Given exercise
Copy every line of the listing below without changing anything.

Available records

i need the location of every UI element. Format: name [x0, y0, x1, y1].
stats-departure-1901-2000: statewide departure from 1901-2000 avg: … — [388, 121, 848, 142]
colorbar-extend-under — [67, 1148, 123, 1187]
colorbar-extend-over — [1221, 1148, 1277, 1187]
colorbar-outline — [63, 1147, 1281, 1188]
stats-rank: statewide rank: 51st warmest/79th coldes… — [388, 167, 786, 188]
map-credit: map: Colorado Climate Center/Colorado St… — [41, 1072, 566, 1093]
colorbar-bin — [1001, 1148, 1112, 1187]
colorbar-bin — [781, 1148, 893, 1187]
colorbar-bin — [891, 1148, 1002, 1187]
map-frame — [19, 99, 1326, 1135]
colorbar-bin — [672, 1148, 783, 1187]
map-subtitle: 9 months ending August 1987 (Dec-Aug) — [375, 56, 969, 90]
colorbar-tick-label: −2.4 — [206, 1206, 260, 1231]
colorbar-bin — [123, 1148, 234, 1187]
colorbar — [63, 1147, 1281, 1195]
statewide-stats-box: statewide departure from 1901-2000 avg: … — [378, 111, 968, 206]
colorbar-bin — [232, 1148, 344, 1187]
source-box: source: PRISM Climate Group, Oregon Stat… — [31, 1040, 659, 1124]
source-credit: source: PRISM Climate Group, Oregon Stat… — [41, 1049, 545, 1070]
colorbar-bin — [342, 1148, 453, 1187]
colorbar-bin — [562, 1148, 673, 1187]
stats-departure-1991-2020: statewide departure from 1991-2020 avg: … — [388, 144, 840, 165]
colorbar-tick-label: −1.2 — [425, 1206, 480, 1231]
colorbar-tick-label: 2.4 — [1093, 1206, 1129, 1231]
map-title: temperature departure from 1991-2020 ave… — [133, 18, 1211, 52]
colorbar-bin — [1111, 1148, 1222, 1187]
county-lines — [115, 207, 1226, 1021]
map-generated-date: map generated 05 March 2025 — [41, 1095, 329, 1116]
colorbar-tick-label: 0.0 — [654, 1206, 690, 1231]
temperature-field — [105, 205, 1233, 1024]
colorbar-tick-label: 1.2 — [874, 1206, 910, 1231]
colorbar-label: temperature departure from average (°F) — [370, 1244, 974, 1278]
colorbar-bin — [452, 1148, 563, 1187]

Answer to this problem
i need the location of every UI element. Format: name [x0, y0, x1, y1].
stats-departure-1901-2000: statewide departure from 1901-2000 avg: … — [388, 121, 848, 142]
colorbar-extend-under — [67, 1148, 123, 1187]
colorbar-extend-over — [1221, 1148, 1277, 1187]
colorbar-outline — [63, 1147, 1281, 1188]
stats-rank: statewide rank: 51st warmest/79th coldes… — [388, 167, 786, 188]
map-credit: map: Colorado Climate Center/Colorado St… — [41, 1072, 566, 1093]
colorbar-bin — [1001, 1148, 1112, 1187]
colorbar-bin — [781, 1148, 893, 1187]
colorbar-bin — [891, 1148, 1002, 1187]
map-frame — [19, 99, 1326, 1135]
colorbar-bin — [672, 1148, 783, 1187]
map-subtitle: 9 months ending August 1987 (Dec-Aug) — [375, 56, 969, 90]
colorbar-tick-label: −2.4 — [206, 1206, 260, 1231]
colorbar-bin — [123, 1148, 234, 1187]
colorbar — [63, 1147, 1281, 1195]
statewide-stats-box: statewide departure from 1901-2000 avg: … — [378, 111, 968, 206]
colorbar-bin — [232, 1148, 344, 1187]
source-box: source: PRISM Climate Group, Oregon Stat… — [31, 1040, 659, 1124]
source-credit: source: PRISM Climate Group, Oregon Stat… — [41, 1049, 545, 1070]
colorbar-bin — [342, 1148, 453, 1187]
colorbar-bin — [562, 1148, 673, 1187]
stats-departure-1991-2020: statewide departure from 1991-2020 avg: … — [388, 144, 840, 165]
colorbar-tick-label: −1.2 — [425, 1206, 480, 1231]
colorbar-tick-label: 2.4 — [1093, 1206, 1129, 1231]
map-title: temperature departure from 1991-2020 ave… — [133, 18, 1211, 52]
colorbar-bin — [1111, 1148, 1222, 1187]
county-lines — [115, 207, 1226, 1021]
map-generated-date: map generated 05 March 2025 — [41, 1095, 329, 1116]
colorbar-tick-label: 0.0 — [654, 1206, 690, 1231]
temperature-field — [105, 205, 1233, 1024]
colorbar-tick-label: 1.2 — [874, 1206, 910, 1231]
colorbar-label: temperature departure from average (°F) — [370, 1244, 974, 1278]
colorbar-bin — [452, 1148, 563, 1187]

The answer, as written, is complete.